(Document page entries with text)
----------
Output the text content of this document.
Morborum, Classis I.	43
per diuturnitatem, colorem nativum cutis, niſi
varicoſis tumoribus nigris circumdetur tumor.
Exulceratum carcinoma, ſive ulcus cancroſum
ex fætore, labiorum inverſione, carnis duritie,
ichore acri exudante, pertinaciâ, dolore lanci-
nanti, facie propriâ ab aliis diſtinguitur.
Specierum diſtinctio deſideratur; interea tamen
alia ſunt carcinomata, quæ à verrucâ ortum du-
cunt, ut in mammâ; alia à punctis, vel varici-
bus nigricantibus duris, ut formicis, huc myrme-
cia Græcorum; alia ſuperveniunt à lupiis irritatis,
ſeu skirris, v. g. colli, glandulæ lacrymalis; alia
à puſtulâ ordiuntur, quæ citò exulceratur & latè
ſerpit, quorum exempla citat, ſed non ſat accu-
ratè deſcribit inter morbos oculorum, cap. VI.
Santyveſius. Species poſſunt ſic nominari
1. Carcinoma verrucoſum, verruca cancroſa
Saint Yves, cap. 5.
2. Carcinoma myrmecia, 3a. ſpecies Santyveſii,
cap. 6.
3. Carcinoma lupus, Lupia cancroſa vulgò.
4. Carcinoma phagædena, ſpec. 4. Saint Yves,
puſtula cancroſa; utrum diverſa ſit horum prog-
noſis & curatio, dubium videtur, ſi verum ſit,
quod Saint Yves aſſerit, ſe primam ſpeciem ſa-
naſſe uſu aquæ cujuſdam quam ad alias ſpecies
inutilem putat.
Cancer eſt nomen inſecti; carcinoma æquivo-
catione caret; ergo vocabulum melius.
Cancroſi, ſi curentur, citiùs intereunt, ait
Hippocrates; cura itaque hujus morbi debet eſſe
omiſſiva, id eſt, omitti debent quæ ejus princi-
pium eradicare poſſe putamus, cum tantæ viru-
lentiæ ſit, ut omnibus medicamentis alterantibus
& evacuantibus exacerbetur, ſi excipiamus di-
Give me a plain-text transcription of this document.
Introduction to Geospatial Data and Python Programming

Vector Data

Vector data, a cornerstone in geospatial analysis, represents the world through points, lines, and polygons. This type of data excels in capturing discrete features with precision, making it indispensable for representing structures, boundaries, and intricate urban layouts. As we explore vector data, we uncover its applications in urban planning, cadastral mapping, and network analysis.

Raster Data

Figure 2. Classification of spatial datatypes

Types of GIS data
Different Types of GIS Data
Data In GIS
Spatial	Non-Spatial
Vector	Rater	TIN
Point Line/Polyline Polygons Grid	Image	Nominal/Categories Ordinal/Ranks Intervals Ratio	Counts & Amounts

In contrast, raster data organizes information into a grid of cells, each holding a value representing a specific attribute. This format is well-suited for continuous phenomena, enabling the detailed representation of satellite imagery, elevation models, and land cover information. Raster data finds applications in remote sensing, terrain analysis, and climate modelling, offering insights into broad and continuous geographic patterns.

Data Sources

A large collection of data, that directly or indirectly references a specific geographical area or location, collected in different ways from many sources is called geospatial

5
----------
* [What you should do]
Copy out each entry exactly, leaving nothing out.

* [Answer section]
Output the text content of this document.
Morborum, Classis I.	43
per diuturnitatem, colorem nativum cutis, niſi
varicoſis tumoribus nigris circumdetur tumor.
Exulceratum carcinoma, ſive ulcus cancroſum
ex fætore, labiorum inverſione, carnis duritie,
ichore acri exudante, pertinaciâ, dolore lanci-
nanti, facie propriâ ab aliis diſtinguitur.
Specierum diſtinctio deſideratur; interea tamen
alia ſunt carcinomata, quæ à verrucâ ortum du-
cunt, ut in mammâ; alia à punctis, vel varici-
bus nigricantibus duris, ut formicis, huc myrme-
cia Græcorum; alia ſuperveniunt à lupiis irritatis,
ſeu skirris, v. g. colli, glandulæ lacrymalis; alia
à puſtulâ ordiuntur, quæ citò exulceratur & latè
ſerpit, quorum exempla citat, ſed non ſat accu-
ratè deſcribit inter morbos oculorum, cap. VI.
Santyveſius. Species poſſunt ſic nominari
1. Carcinoma verrucoſum, verruca cancroſa
Saint Yves, cap. 5.
2. Carcinoma myrmecia, 3a. ſpecies Santyveſii,
cap. 6.
3. Carcinoma lupus, Lupia cancroſa vulgò.
4. Carcinoma phagædena, ſpec. 4. Saint Yves,
puſtula cancroſa; utrum diverſa ſit horum prog-
noſis & curatio, dubium videtur, ſi verum ſit,
quod Saint Yves aſſerit, ſe primam ſpeciem ſa-
naſſe uſu aquæ cujuſdam quam ad alias ſpecies
inutilem putat.
Cancer eſt nomen inſecti; carcinoma æquivo-
catione caret; ergo vocabulum melius.
Cancroſi, ſi curentur, citiùs intereunt, ait
Hippocrates; cura itaque hujus morbi debet eſſe
omiſſiva, id eſt, omitti debent quæ ejus princi-
pium eradicare poſſe putamus, cum tantæ viru-
lentiæ ſit, ut omnibus medicamentis alterantibus
& evacuantibus exacerbetur, ſi excipiamus di-
Give me a plain-text transcription of this document.
Introduction to Geospatial Data and Python Programming

Vector Data

Vector data, a cornerstone in geospatial analysis, represents the world through points, lines, and polygons. This type of data excels in capturing discrete features with precision, making it indispensable for representing structures, boundaries, and intricate urban layouts. As we explore vector data, we uncover its applications in urban planning, cadastral mapping, and network analysis.

Raster Data

Figure 2. Classification of spatial datatypes

Types of GIS data
Different Types of GIS Data
Data In GIS
Spatial	Non-Spatial
Vector	Rater	TIN
Point Line/Polyline Polygons Grid	Image	Nominal/Categories Ordinal/Ranks Intervals Ratio	Counts & Amounts

In contrast, raster data organizes information into a grid of cells, each holding a value representing a specific attribute. This format is well-suited for continuous phenomena, enabling the detailed representation of satellite imagery, elevation models, and land cover information. Raster data finds applications in remote sensing, terrain analysis, and climate modelling, offering insights into broad and continuous geographic patterns.

Data Sources

A large collection of data, that directly or indirectly references a specific geographical area or location, collected in different ways from many sources is called geospatial

5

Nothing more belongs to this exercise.